## Exercise aim
Return every line of the data below that includes the string "content".

## Records to use
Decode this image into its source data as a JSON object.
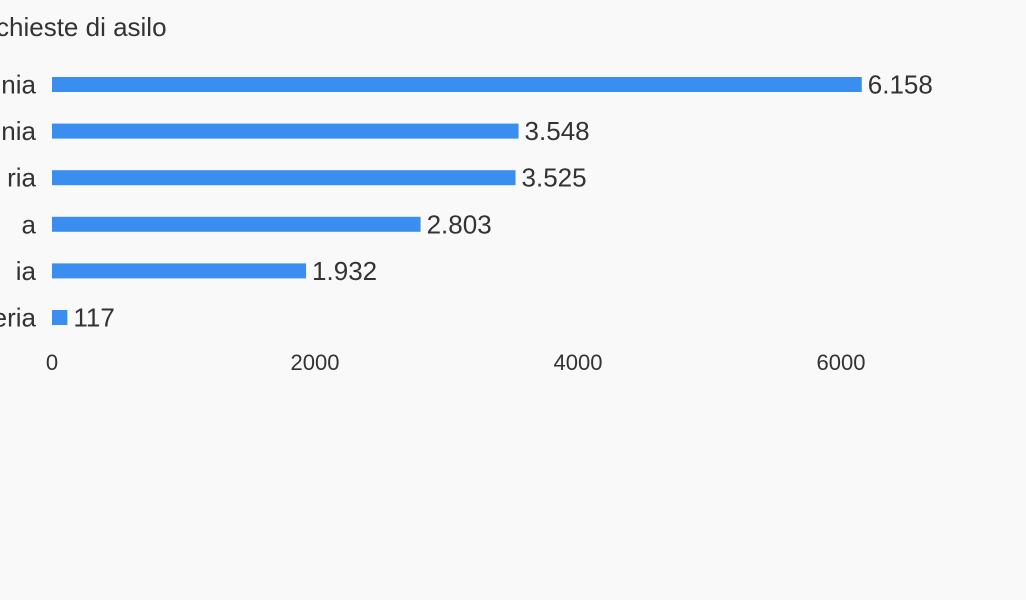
{
  "chart_data": {
    "type": "bar",
    "orientation": "horizontal",
    "title": "chieste di asilo",
    "categories": [
      "nia",
      "nia",
      "ria",
      "a",
      "ia",
      "eria"
    ],
    "values": [
      6158,
      3548,
      3525,
      2803,
      1932,
      117
    ],
    "value_labels": [
      "6.158",
      "3.548",
      "3.525",
      "2.803",
      "1.932",
      "117"
    ],
    "xlim": [
      0,
      7000
    ],
    "x_ticks": [
      0,
      2000,
      4000,
      6000
    ],
    "x_tick_labels": [
      "0",
      "2000",
      "4000",
      "6000"
    ],
    "xlabel": "",
    "ylabel": "",
    "grid": false,
    "bar_color": "#3a8ef0"
  }
}
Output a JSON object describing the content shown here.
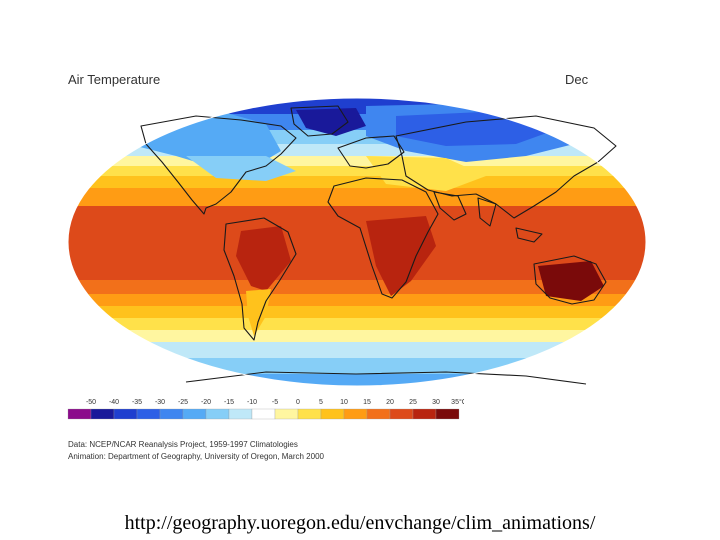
{
  "map": {
    "title": "Air Temperature",
    "month": "Dec",
    "legend_ticks": [
      "-50",
      "-40",
      "-35",
      "-30",
      "-25",
      "-20",
      "-15",
      "-10",
      "-5",
      "0",
      "5",
      "10",
      "15",
      "20",
      "25",
      "30",
      "35°C"
    ],
    "legend_colors": [
      "#8b0a8b",
      "#19199a",
      "#1f3fcf",
      "#2d5fe6",
      "#3f86f0",
      "#55aaf5",
      "#86cef7",
      "#bfe8f8",
      "#ffffff",
      "#fff6a0",
      "#ffe14a",
      "#ffc21c",
      "#ff9c14",
      "#f2701a",
      "#dd4a1a",
      "#b8240f",
      "#7a0a0a"
    ],
    "credits": {
      "data": "Data:  NCEP/NCAR Reanalysis Project, 1959-1997 Climatologies",
      "animation": "Animation:  Department of Geography, University of Oregon, March 2000"
    }
  },
  "caption": {
    "url": "http://geography.uoregon.edu/envchange/clim_animations/"
  }
}
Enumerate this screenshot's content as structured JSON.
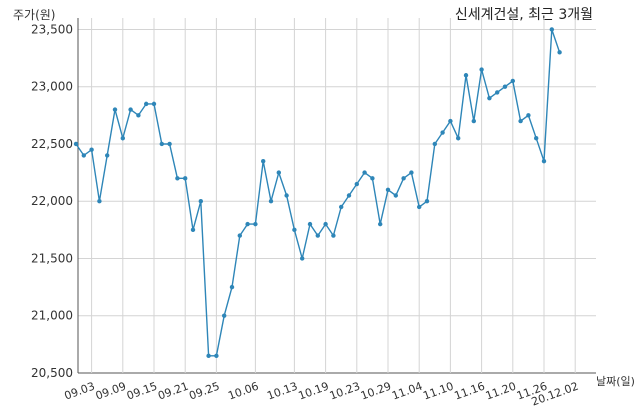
{
  "chart_data": {
    "type": "line",
    "title": "신세계건설, 최근 3개월",
    "ylabel": "주가(원)",
    "xlabel": "날짜(일)",
    "ylim": [
      20500,
      23600
    ],
    "yticks": [
      20500,
      21000,
      21500,
      22000,
      22500,
      23000,
      23500
    ],
    "ytick_labels": [
      "20,500",
      "21,000",
      "21,500",
      "22,000",
      "22,500",
      "23,000",
      "23,500"
    ],
    "grid": true,
    "color": "#2e86b8",
    "xtick_labels": [
      "09.03",
      "09.09",
      "09.15",
      "09.21",
      "09.25",
      "10.06",
      "10.13",
      "10.19",
      "10.23",
      "10.29",
      "11.04",
      "11.10",
      "11.16",
      "11.20",
      "11.26",
      "20.12.02"
    ],
    "xtick_index": [
      2,
      6,
      10,
      14,
      18,
      23,
      28,
      32,
      36,
      40,
      44,
      48,
      52,
      56,
      60,
      64
    ],
    "series": [
      {
        "values": [
          22500,
          22400,
          22450,
          22000,
          22400,
          22800,
          22550,
          22800,
          22750,
          22850,
          22850,
          22500,
          22500,
          22200,
          22200,
          21750,
          22000,
          20650,
          20650,
          21000,
          21250,
          21700,
          21800,
          21800,
          22350,
          22000,
          22250,
          22050,
          21750,
          21500,
          21800,
          21700,
          21800,
          21700,
          21950,
          22050,
          22150,
          22250,
          22200,
          21800,
          22100,
          22050,
          22200,
          22250,
          21950,
          22000,
          22500,
          22600,
          22700,
          22550,
          23100,
          22700,
          23150,
          22900,
          22950,
          23000,
          23050,
          22700,
          22750,
          22550,
          22350,
          23500,
          23300
        ]
      }
    ]
  }
}
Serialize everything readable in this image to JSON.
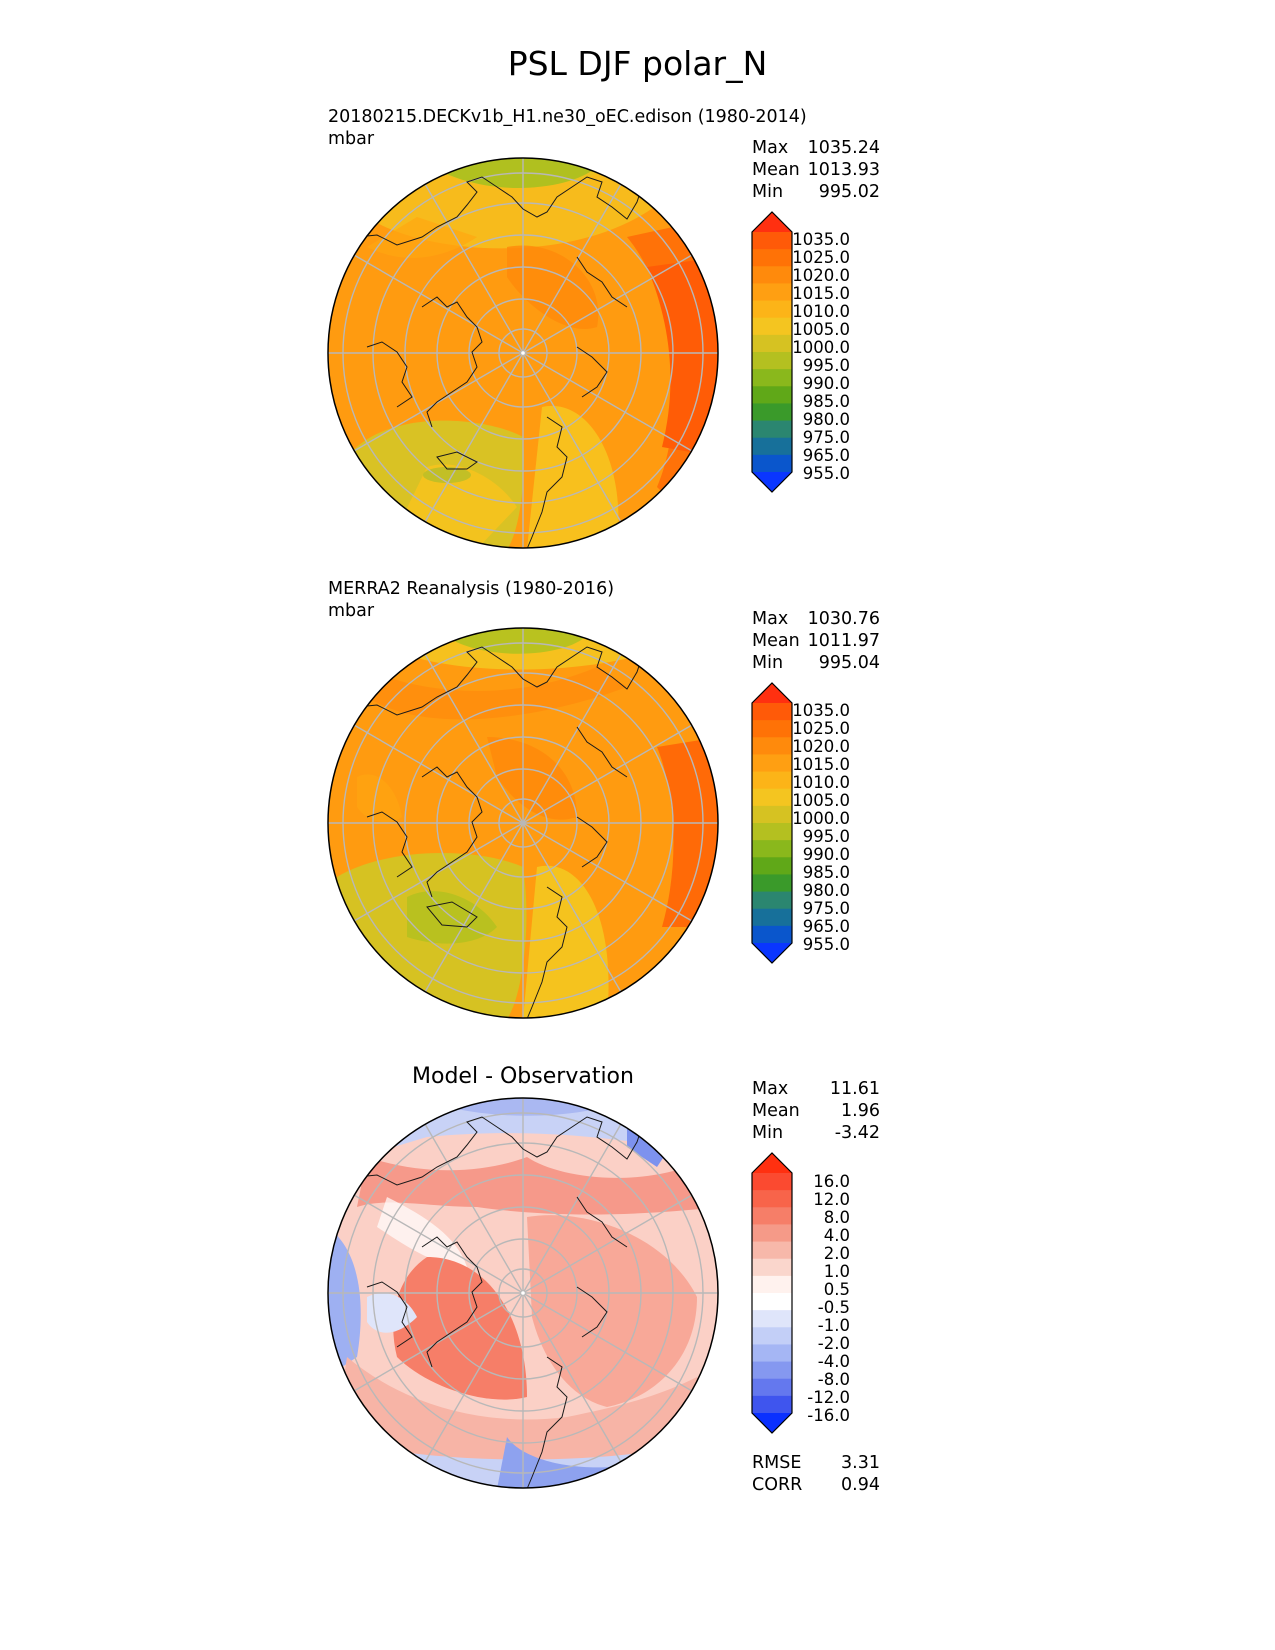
{
  "figure": {
    "title": "PSL DJF polar_N"
  },
  "panels": [
    {
      "id": "model",
      "title_line1": "20180215.DECKv1b_H1.ne30_oEC.edison (1980-2014)",
      "title_line2": "mbar",
      "stats": [
        {
          "label": "Max",
          "value": "1035.24"
        },
        {
          "label": "Mean",
          "value": "1013.93"
        },
        {
          "label": "Min",
          "value": "995.02"
        }
      ]
    },
    {
      "id": "obs",
      "title_line1": "MERRA2 Reanalysis (1980-2016)",
      "title_line2": "mbar",
      "stats": [
        {
          "label": "Max",
          "value": "1030.76"
        },
        {
          "label": "Mean",
          "value": "1011.97"
        },
        {
          "label": "Min",
          "value": "995.04"
        }
      ]
    },
    {
      "id": "diff",
      "title": "Model - Observation",
      "stats": [
        {
          "label": "Max",
          "value": "11.61"
        },
        {
          "label": "Mean",
          "value": "1.96"
        },
        {
          "label": "Min",
          "value": "-3.42"
        }
      ],
      "metrics": [
        {
          "label": "RMSE",
          "value": "3.31"
        },
        {
          "label": "CORR",
          "value": "0.94"
        }
      ]
    }
  ],
  "colorbars": {
    "field": {
      "labels": [
        "1035.0",
        "1025.0",
        "1020.0",
        "1015.0",
        "1010.0",
        "1005.0",
        "1000.0",
        "995.0",
        "990.0",
        "985.0",
        "980.0",
        "975.0",
        "965.0",
        "955.0"
      ],
      "colors": [
        "#ff3010",
        "#ff5a08",
        "#ff7206",
        "#ff8a0c",
        "#ff9f12",
        "#fcb418",
        "#f4c520",
        "#d6c222",
        "#b4c020",
        "#8ab81c",
        "#60a818",
        "#3a9a2a",
        "#2b8670",
        "#17709a",
        "#0a56cc",
        "#0a36ff"
      ]
    },
    "diff": {
      "labels": [
        "16.0",
        "12.0",
        "8.0",
        "4.0",
        "2.0",
        "1.0",
        "0.5",
        "-0.5",
        "-1.0",
        "-2.0",
        "-4.0",
        "-8.0",
        "-12.0",
        "-16.0"
      ],
      "colors": [
        "#ff3010",
        "#fb4a30",
        "#f8644a",
        "#f67e68",
        "#f59a88",
        "#f7b8aa",
        "#fad6cc",
        "#fff2ee",
        "#ffffff",
        "#dfe5fa",
        "#c3cff7",
        "#a5b6f4",
        "#8598f0",
        "#6478ee",
        "#3f55ee",
        "#0a30ff"
      ]
    }
  }
}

## Answer to the task
Output a JSON object describing the content shown here.
Enumerate this screenshot's content as structured JSON.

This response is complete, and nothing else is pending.